TASK REQUIREMENTS: Can you transcribe the data exactly? Leave the pictures out.
▽
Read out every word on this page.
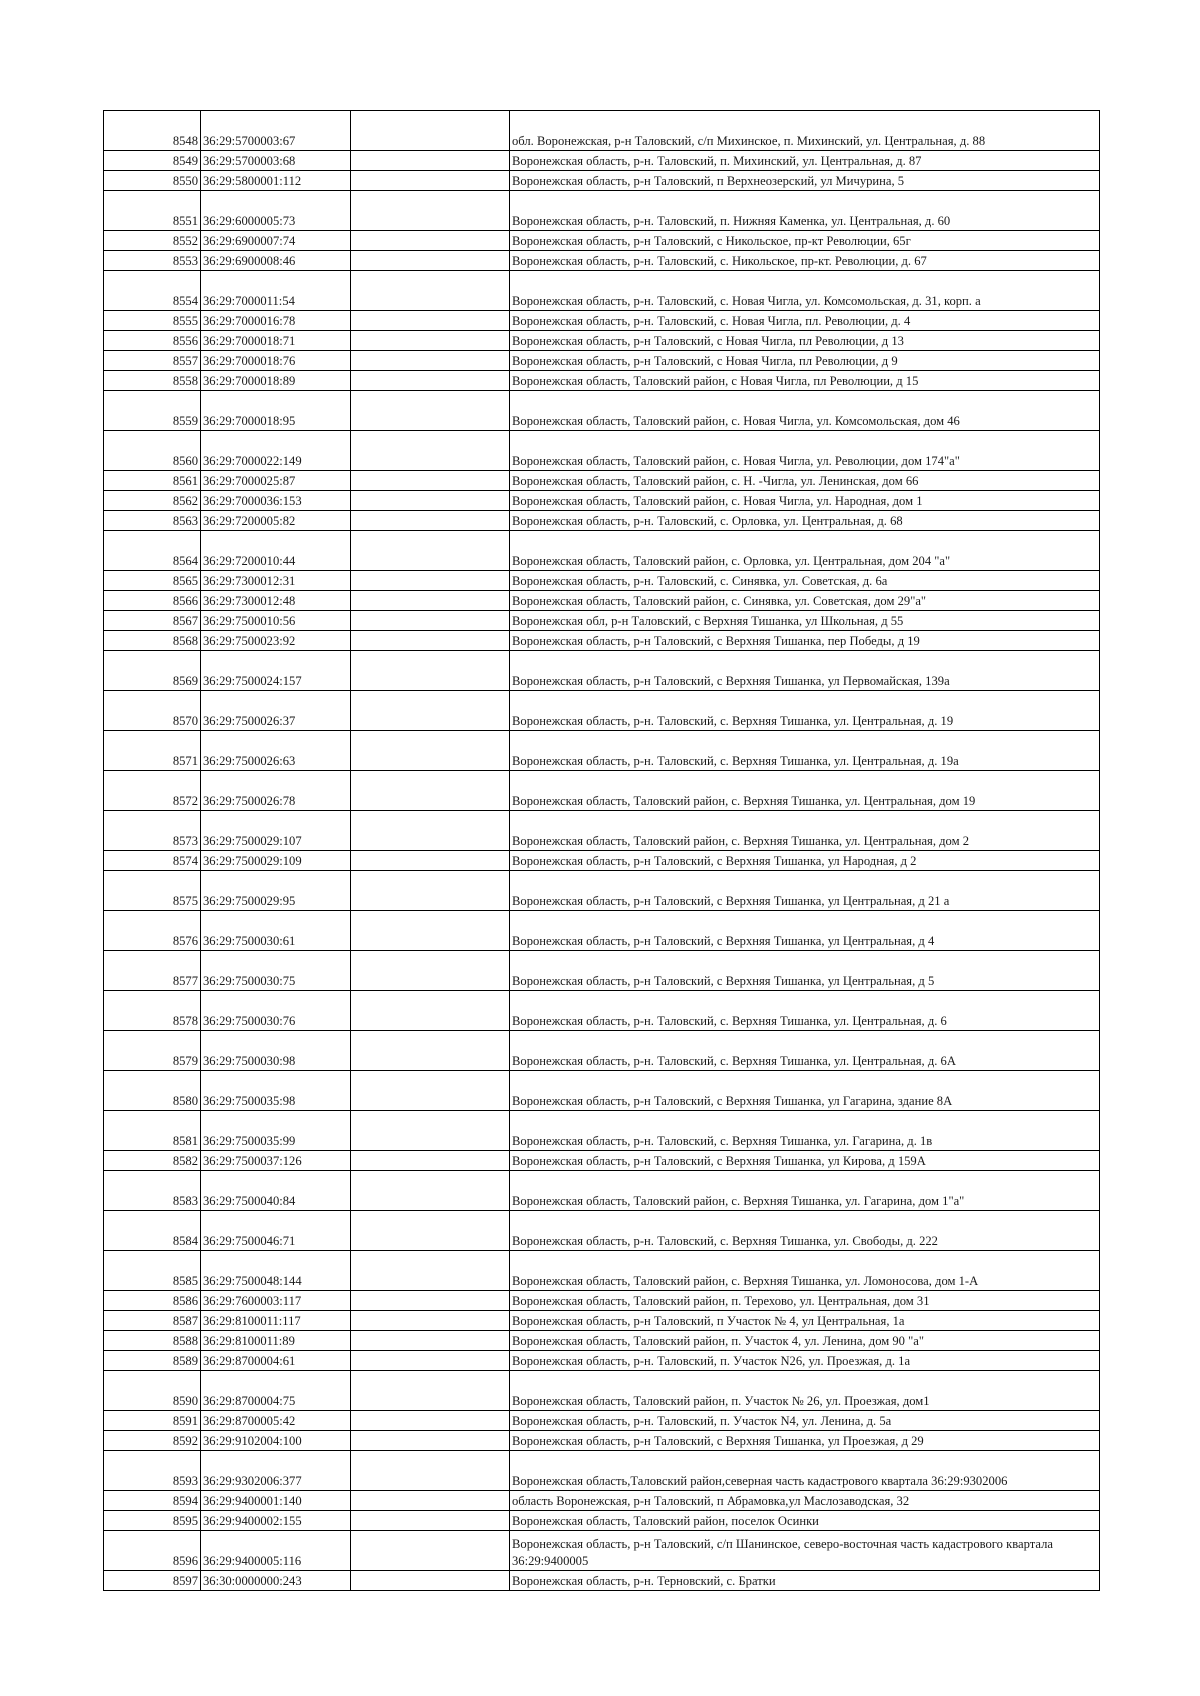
8548	36:29:5700003:67		обл. Воронежская, р-н Таловский, с/п Михинское, п. Михинский, ул. Центральная, д. 88
8549	36:29:5700003:68		Воронежская область, р-н. Таловский, п. Михинский, ул. Центральная, д. 87
8550	36:29:5800001:112		Воронежская область, р-н Таловский, п Верхнеозерский, ул Мичурина, 5
8551	36:29:6000005:73		Воронежская область, р-н. Таловский, п. Нижняя Каменка, ул. Центральная, д. 60
8552	36:29:6900007:74		Воронежская область, р-н Таловский, с Никольское, пр-кт Революции, 65г
8553	36:29:6900008:46		Воронежская область, р-н. Таловский, с. Никольское, пр-кт. Революции, д. 67
8554	36:29:7000011:54		Воронежская область, р-н. Таловский, с. Новая Чигла, ул. Комсомольская, д. 31, корп. а
8555	36:29:7000016:78		Воронежская область, р-н. Таловский, с. Новая Чигла, пл. Революции, д. 4
8556	36:29:7000018:71		Воронежская область, р-н Таловский, с Новая Чигла, пл Революции, д 13
8557	36:29:7000018:76		Воронежская область, р-н Таловский, с Новая Чигла, пл Революции, д 9
8558	36:29:7000018:89		Воронежская область, Таловский район, с Новая Чигла, пл Революции, д 15
8559	36:29:7000018:95		Воронежская область, Таловский район, с. Новая Чигла, ул. Комсомольская, дом 46
8560	36:29:7000022:149		Воронежская область, Таловский район, с. Новая Чигла, ул. Революции, дом 174"а"
8561	36:29:7000025:87		Воронежская область, Таловский район, с. Н. -Чигла, ул. Ленинская, дом 66
8562	36:29:7000036:153		Воронежская область, Таловский район, с. Новая Чигла, ул. Народная, дом 1
8563	36:29:7200005:82		Воронежская область, р-н. Таловский, с. Орловка, ул. Центральная, д. 68
8564	36:29:7200010:44		Воронежская область, Таловский район, с. Орловка, ул. Центральная, дом 204 "а"
8565	36:29:7300012:31		Воронежская область, р-н. Таловский, с. Синявка, ул. Советская, д. 6а
8566	36:29:7300012:48		Воронежская область, Таловский район, с. Синявка, ул. Советская, дом 29"а"
8567	36:29:7500010:56		Воронежская обл, р-н Таловский, с Верхняя Тишанка, ул Школьная, д 55
8568	36:29:7500023:92		Воронежская область, р-н Таловский, с Верхняя Тишанка, пер Победы, д 19
8569	36:29:7500024:157		Воронежская область, р-н Таловский, с Верхняя Тишанка, ул Первомайская, 139а
8570	36:29:7500026:37		Воронежская область, р-н. Таловский, с. Верхняя Тишанка, ул. Центральная, д. 19
8571	36:29:7500026:63		Воронежская область, р-н. Таловский, с. Верхняя Тишанка, ул. Центральная, д. 19а
8572	36:29:7500026:78		Воронежская область, Таловский район, с. Верхняя Тишанка, ул. Центральная, дом 19
8573	36:29:7500029:107		Воронежская область, Таловский район, с. Верхняя Тишанка, ул. Центральная, дом 2
8574	36:29:7500029:109		Воронежская область, р-н Таловский, с Верхняя Тишанка, ул Народная, д 2
8575	36:29:7500029:95		Воронежская область, р-н Таловский, с Верхняя Тишанка, ул Центральная, д 21 а
8576	36:29:7500030:61		Воронежская область, р-н Таловский, с Верхняя Тишанка, ул Центральная, д 4
8577	36:29:7500030:75		Воронежская область, р-н Таловский, с Верхняя Тишанка, ул Центральная, д 5
8578	36:29:7500030:76		Воронежская область, р-н. Таловский, с. Верхняя Тишанка, ул. Центральная, д. 6
8579	36:29:7500030:98		Воронежская область, р-н. Таловский, с. Верхняя Тишанка, ул. Центральная, д. 6А
8580	36:29:7500035:98		Воронежская область, р-н Таловский, с Верхняя Тишанка, ул Гагарина, здание 8А
8581	36:29:7500035:99		Воронежская область, р-н. Таловский, с. Верхняя Тишанка, ул. Гагарина, д. 1в
8582	36:29:7500037:126		Воронежская область, р-н Таловский, с Верхняя Тишанка, ул Кирова, д 159А
8583	36:29:7500040:84		Воронежская область, Таловский район, с. Верхняя Тишанка, ул. Гагарина, дом 1"а"
8584	36:29:7500046:71		Воронежская область, р-н. Таловский, с. Верхняя Тишанка, ул. Свободы, д. 222
8585	36:29:7500048:144		Воронежская область, Таловский район, с. Верхняя Тишанка, ул. Ломоносова, дом 1-А
8586	36:29:7600003:117		Воронежская область, Таловский район, п. Терехово, ул. Центральная, дом 31
8587	36:29:8100011:117		Воронежская область, р-н Таловский, п Участок № 4, ул Центральная, 1а
8588	36:29:8100011:89		Воронежская область, Таловский район, п. Участок 4, ул. Ленина, дом 90 "а"
8589	36:29:8700004:61		Воронежская область, р-н. Таловский, п. Участок N26, ул. Проезжая, д. 1а
8590	36:29:8700004:75		Воронежская область, Таловский район, п. Участок № 26, ул. Проезжая, дом1
8591	36:29:8700005:42		Воронежская область, р-н. Таловский, п. Участок N4, ул. Ленина, д. 5а
8592	36:29:9102004:100		Воронежская область, р-н Таловский, с Верхняя Тишанка, ул Проезжая, д 29
8593	36:29:9302006:377		Воронежская область,Таловский район,северная часть кадастрового квартала 36:29:9302006
8594	36:29:9400001:140		область Воронежская, р-н Таловский, п Абрамовка,ул Маслозаводская, 32
8595	36:29:9400002:155		Воронежская область, Таловский район, поселок Осинки
8596	36:29:9400005:116		Воронежская область, р-н Таловский, с/п Шанинское, северо-восточная часть кадастрового квартала 36:29:9400005
8597	36:30:0000000:243		Воронежская область, р-н. Терновский, с. Братки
△
OUTPUT BELOW:
Read out every word on this page.
8548	36:29:5700003:67		обл. Воронежская, р-н Таловский, с/п Михинское, п. Михинский, ул. Центральная, д. 88
8549	36:29:5700003:68		Воронежская область, р-н. Таловский, п. Михинский, ул. Центральная, д. 87
8550	36:29:5800001:112		Воронежская область, р-н Таловский, п Верхнеозерский, ул Мичурина, 5
8551	36:29:6000005:73		Воронежская область, р-н. Таловский, п. Нижняя Каменка, ул. Центральная, д. 60
8552	36:29:6900007:74		Воронежская область, р-н Таловский, с Никольское, пр-кт Революции, 65г
8553	36:29:6900008:46		Воронежская область, р-н. Таловский, с. Никольское, пр-кт. Революции, д. 67
8554	36:29:7000011:54		Воронежская область, р-н. Таловский, с. Новая Чигла, ул. Комсомольская, д. 31, корп. а
8555	36:29:7000016:78		Воронежская область, р-н. Таловский, с. Новая Чигла, пл. Революции, д. 4
8556	36:29:7000018:71		Воронежская область, р-н Таловский, с Новая Чигла, пл Революции, д 13
8557	36:29:7000018:76		Воронежская область, р-н Таловский, с Новая Чигла, пл Революции, д 9
8558	36:29:7000018:89		Воронежская область, Таловский район, с Новая Чигла, пл Революции, д 15
8559	36:29:7000018:95		Воронежская область, Таловский район, с. Новая Чигла, ул. Комсомольская, дом 46
8560	36:29:7000022:149		Воронежская область, Таловский район, с. Новая Чигла, ул. Революции, дом 174"а"
8561	36:29:7000025:87		Воронежская область, Таловский район, с. Н. -Чигла, ул. Ленинская, дом 66
8562	36:29:7000036:153		Воронежская область, Таловский район, с. Новая Чигла, ул. Народная, дом 1
8563	36:29:7200005:82		Воронежская область, р-н. Таловский, с. Орловка, ул. Центральная, д. 68
8564	36:29:7200010:44		Воронежская область, Таловский район, с. Орловка, ул. Центральная, дом 204 "а"
8565	36:29:7300012:31		Воронежская область, р-н. Таловский, с. Синявка, ул. Советская, д. 6а
8566	36:29:7300012:48		Воронежская область, Таловский район, с. Синявка, ул. Советская, дом 29"а"
8567	36:29:7500010:56		Воронежская обл, р-н Таловский, с Верхняя Тишанка, ул Школьная, д 55
8568	36:29:7500023:92		Воронежская область, р-н Таловский, с Верхняя Тишанка, пер Победы, д 19
8569	36:29:7500024:157		Воронежская область, р-н Таловский, с Верхняя Тишанка, ул Первомайская, 139а
8570	36:29:7500026:37		Воронежская область, р-н. Таловский, с. Верхняя Тишанка, ул. Центральная, д. 19
8571	36:29:7500026:63		Воронежская область, р-н. Таловский, с. Верхняя Тишанка, ул. Центральная, д. 19а
8572	36:29:7500026:78		Воронежская область, Таловский район, с. Верхняя Тишанка, ул. Центральная, дом 19
8573	36:29:7500029:107		Воронежская область, Таловский район, с. Верхняя Тишанка, ул. Центральная, дом 2
8574	36:29:7500029:109		Воронежская область, р-н Таловский, с Верхняя Тишанка, ул Народная, д 2
8575	36:29:7500029:95		Воронежская область, р-н Таловский, с Верхняя Тишанка, ул Центральная, д 21 а
8576	36:29:7500030:61		Воронежская область, р-н Таловский, с Верхняя Тишанка, ул Центральная, д 4
8577	36:29:7500030:75		Воронежская область, р-н Таловский, с Верхняя Тишанка, ул Центральная, д 5
8578	36:29:7500030:76		Воронежская область, р-н. Таловский, с. Верхняя Тишанка, ул. Центральная, д. 6
8579	36:29:7500030:98		Воронежская область, р-н. Таловский, с. Верхняя Тишанка, ул. Центральная, д. 6А
8580	36:29:7500035:98		Воронежская область, р-н Таловский, с Верхняя Тишанка, ул Гагарина, здание 8А
8581	36:29:7500035:99		Воронежская область, р-н. Таловский, с. Верхняя Тишанка, ул. Гагарина, д. 1в
8582	36:29:7500037:126		Воронежская область, р-н Таловский, с Верхняя Тишанка, ул Кирова, д 159А
8583	36:29:7500040:84		Воронежская область, Таловский район, с. Верхняя Тишанка, ул. Гагарина, дом 1"а"
8584	36:29:7500046:71		Воронежская область, р-н. Таловский, с. Верхняя Тишанка, ул. Свободы, д. 222
8585	36:29:7500048:144		Воронежская область, Таловский район, с. Верхняя Тишанка, ул. Ломоносова, дом 1-А
8586	36:29:7600003:117		Воронежская область, Таловский район, п. Терехово, ул. Центральная, дом 31
8587	36:29:8100011:117		Воронежская область, р-н Таловский, п Участок № 4, ул Центральная, 1а
8588	36:29:8100011:89		Воронежская область, Таловский район, п. Участок 4, ул. Ленина, дом 90 "а"
8589	36:29:8700004:61		Воронежская область, р-н. Таловский, п. Участок N26, ул. Проезжая, д. 1а
8590	36:29:8700004:75		Воронежская область, Таловский район, п. Участок № 26, ул. Проезжая, дом1
8591	36:29:8700005:42		Воронежская область, р-н. Таловский, п. Участок N4, ул. Ленина, д. 5а
8592	36:29:9102004:100		Воронежская область, р-н Таловский, с Верхняя Тишанка, ул Проезжая, д 29
8593	36:29:9302006:377		Воронежская область,Таловский район,северная часть кадастрового квартала 36:29:9302006
8594	36:29:9400001:140		область Воронежская, р-н Таловский, п Абрамовка,ул Маслозаводская, 32
8595	36:29:9400002:155		Воронежская область, Таловский район, поселок Осинки
8596	36:29:9400005:116		Воронежская область, р-н Таловский, с/п Шанинское, северо-восточная часть кадастрового квартала 36:29:9400005
8597	36:30:0000000:243		Воронежская область, р-н. Терновский, с. Братки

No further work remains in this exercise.